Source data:
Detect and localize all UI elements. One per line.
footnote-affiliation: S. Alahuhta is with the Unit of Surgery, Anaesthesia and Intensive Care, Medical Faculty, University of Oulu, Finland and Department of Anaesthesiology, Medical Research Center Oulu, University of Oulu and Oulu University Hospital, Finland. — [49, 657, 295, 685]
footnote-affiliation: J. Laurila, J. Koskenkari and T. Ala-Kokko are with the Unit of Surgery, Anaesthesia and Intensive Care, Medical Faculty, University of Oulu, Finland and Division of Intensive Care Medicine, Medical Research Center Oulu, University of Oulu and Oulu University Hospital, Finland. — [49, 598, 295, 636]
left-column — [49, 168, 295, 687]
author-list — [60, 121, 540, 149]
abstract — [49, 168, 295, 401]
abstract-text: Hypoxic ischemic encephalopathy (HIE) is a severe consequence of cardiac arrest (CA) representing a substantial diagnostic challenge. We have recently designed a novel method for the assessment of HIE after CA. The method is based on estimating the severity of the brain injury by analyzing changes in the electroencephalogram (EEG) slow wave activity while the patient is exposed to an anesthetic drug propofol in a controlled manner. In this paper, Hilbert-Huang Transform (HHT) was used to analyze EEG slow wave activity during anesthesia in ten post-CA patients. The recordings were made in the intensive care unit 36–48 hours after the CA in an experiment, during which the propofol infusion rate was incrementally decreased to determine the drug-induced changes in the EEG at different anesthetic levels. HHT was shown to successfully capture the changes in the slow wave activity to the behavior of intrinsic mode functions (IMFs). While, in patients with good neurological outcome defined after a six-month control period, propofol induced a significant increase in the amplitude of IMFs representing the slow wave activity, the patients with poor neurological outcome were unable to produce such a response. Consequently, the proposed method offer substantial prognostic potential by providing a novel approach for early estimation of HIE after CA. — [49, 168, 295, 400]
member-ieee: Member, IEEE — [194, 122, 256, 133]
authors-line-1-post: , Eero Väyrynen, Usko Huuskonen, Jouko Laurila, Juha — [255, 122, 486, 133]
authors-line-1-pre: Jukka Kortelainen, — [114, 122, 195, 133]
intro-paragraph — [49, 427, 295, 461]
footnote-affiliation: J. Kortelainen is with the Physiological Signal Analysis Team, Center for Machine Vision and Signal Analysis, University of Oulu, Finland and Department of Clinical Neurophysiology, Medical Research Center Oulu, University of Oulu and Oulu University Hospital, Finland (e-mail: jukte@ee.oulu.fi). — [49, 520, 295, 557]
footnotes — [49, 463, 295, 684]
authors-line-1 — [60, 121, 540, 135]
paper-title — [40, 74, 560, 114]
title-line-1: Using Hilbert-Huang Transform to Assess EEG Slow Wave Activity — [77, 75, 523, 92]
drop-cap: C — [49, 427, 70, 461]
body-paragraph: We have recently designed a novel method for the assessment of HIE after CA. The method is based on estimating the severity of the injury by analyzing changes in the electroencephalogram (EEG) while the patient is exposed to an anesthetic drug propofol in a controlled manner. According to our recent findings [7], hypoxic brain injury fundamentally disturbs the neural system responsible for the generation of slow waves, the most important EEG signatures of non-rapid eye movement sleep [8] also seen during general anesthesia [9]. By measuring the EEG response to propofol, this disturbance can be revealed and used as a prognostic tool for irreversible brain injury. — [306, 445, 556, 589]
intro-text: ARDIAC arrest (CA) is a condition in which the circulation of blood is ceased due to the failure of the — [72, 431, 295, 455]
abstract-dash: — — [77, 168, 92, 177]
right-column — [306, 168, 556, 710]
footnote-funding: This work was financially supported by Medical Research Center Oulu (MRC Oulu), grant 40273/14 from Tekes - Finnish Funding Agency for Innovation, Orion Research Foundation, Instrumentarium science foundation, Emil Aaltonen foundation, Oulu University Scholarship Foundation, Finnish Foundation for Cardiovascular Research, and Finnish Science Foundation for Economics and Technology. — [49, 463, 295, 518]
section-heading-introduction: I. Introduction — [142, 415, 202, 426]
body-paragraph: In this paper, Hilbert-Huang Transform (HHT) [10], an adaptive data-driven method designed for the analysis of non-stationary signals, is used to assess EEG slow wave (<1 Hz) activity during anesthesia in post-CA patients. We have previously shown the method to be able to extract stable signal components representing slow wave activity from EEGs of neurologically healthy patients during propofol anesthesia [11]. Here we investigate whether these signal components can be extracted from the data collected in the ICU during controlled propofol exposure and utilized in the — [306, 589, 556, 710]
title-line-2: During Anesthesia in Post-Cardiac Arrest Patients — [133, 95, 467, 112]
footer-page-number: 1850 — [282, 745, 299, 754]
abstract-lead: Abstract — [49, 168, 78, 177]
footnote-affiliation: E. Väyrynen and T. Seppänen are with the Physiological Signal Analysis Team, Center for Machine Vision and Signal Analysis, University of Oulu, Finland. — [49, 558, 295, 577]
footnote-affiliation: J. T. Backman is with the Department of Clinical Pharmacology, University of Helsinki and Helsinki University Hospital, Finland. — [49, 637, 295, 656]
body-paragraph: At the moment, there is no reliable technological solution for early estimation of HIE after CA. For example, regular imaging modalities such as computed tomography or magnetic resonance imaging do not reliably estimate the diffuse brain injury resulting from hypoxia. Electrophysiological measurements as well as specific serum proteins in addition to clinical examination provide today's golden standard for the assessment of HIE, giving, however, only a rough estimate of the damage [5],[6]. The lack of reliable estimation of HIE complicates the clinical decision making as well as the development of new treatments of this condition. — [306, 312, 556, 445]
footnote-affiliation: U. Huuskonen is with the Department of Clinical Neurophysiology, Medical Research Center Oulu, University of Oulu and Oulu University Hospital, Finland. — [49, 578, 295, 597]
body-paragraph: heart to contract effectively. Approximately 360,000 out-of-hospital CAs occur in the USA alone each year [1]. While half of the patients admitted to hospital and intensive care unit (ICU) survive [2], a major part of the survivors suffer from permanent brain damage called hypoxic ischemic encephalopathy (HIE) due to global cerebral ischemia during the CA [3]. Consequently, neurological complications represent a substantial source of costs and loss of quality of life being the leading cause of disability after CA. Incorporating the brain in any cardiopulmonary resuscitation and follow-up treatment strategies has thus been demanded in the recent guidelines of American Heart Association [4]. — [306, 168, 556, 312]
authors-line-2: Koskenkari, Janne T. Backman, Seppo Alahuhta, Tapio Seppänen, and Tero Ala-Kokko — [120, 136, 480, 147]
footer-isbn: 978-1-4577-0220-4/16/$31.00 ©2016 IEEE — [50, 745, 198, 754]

* Problem requirements: In the data above, find each line that has the word "title" and copy it out.

* Result of this task:
paper-title — [40, 74, 560, 114]
title-line-1: Using Hilbert-Huang Transform to Assess EEG Slow Wave Activity — [77, 75, 523, 92]
title-line-2: During Anesthesia in Post-Cardiac Arrest Patients — [133, 95, 467, 112]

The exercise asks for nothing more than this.